[Start Supplied entries]

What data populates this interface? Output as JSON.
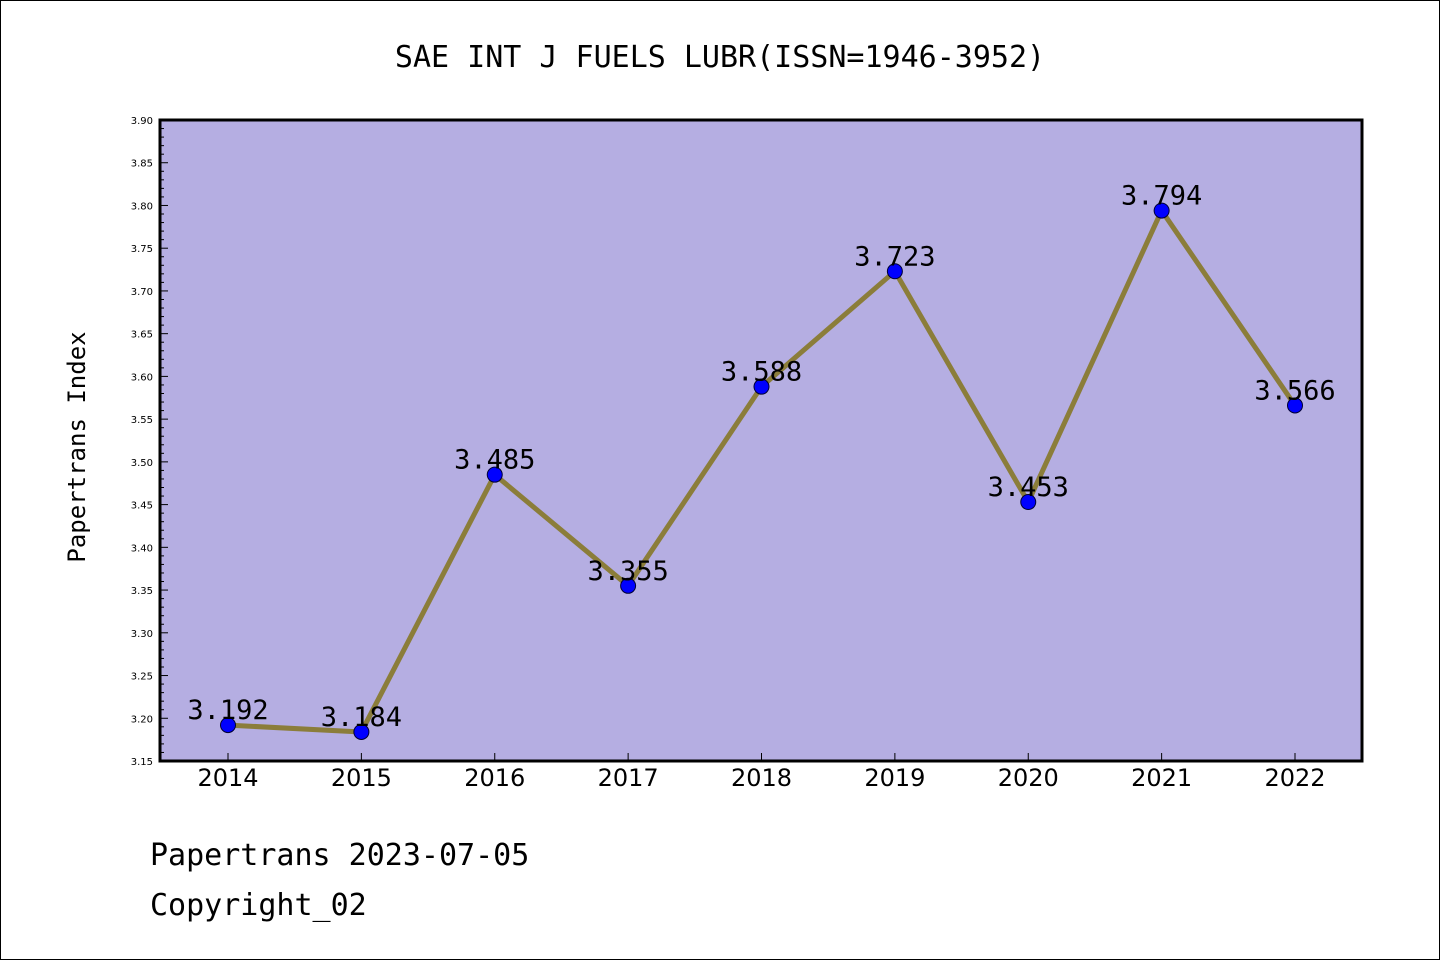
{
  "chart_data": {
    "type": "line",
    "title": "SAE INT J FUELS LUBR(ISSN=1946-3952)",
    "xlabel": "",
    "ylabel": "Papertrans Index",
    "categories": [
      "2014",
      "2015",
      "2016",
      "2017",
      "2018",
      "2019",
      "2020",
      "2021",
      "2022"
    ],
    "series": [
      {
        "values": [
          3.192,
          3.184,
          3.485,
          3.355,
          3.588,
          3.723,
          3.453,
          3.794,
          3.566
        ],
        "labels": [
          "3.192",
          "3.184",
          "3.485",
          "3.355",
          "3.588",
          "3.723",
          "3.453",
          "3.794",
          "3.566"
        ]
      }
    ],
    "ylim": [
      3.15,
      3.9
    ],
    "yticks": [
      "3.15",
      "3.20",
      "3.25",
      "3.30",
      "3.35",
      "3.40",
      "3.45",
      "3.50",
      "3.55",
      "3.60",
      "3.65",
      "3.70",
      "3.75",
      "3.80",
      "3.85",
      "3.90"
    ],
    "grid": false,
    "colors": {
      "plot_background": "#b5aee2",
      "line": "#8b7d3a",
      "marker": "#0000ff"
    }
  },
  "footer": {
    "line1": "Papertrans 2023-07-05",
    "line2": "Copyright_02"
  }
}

[End Supplied entries]

*Problem statement:*
Strip out the images, then output the records above word for word.

*Answer:*
What data populates this interface? Output as JSON.
{
  "chart_data": {
    "type": "line",
    "title": "SAE INT J FUELS LUBR(ISSN=1946-3952)",
    "xlabel": "",
    "ylabel": "Papertrans Index",
    "categories": [
      "2014",
      "2015",
      "2016",
      "2017",
      "2018",
      "2019",
      "2020",
      "2021",
      "2022"
    ],
    "series": [
      {
        "values": [
          3.192,
          3.184,
          3.485,
          3.355,
          3.588,
          3.723,
          3.453,
          3.794,
          3.566
        ],
        "labels": [
          "3.192",
          "3.184",
          "3.485",
          "3.355",
          "3.588",
          "3.723",
          "3.453",
          "3.794",
          "3.566"
        ]
      }
    ],
    "ylim": [
      3.15,
      3.9
    ],
    "yticks": [
      "3.15",
      "3.20",
      "3.25",
      "3.30",
      "3.35",
      "3.40",
      "3.45",
      "3.50",
      "3.55",
      "3.60",
      "3.65",
      "3.70",
      "3.75",
      "3.80",
      "3.85",
      "3.90"
    ],
    "grid": false,
    "colors": {
      "plot_background": "#b5aee2",
      "line": "#8b7d3a",
      "marker": "#0000ff"
    }
  },
  "footer": {
    "line1": "Papertrans 2023-07-05",
    "line2": "Copyright_02"
  }
}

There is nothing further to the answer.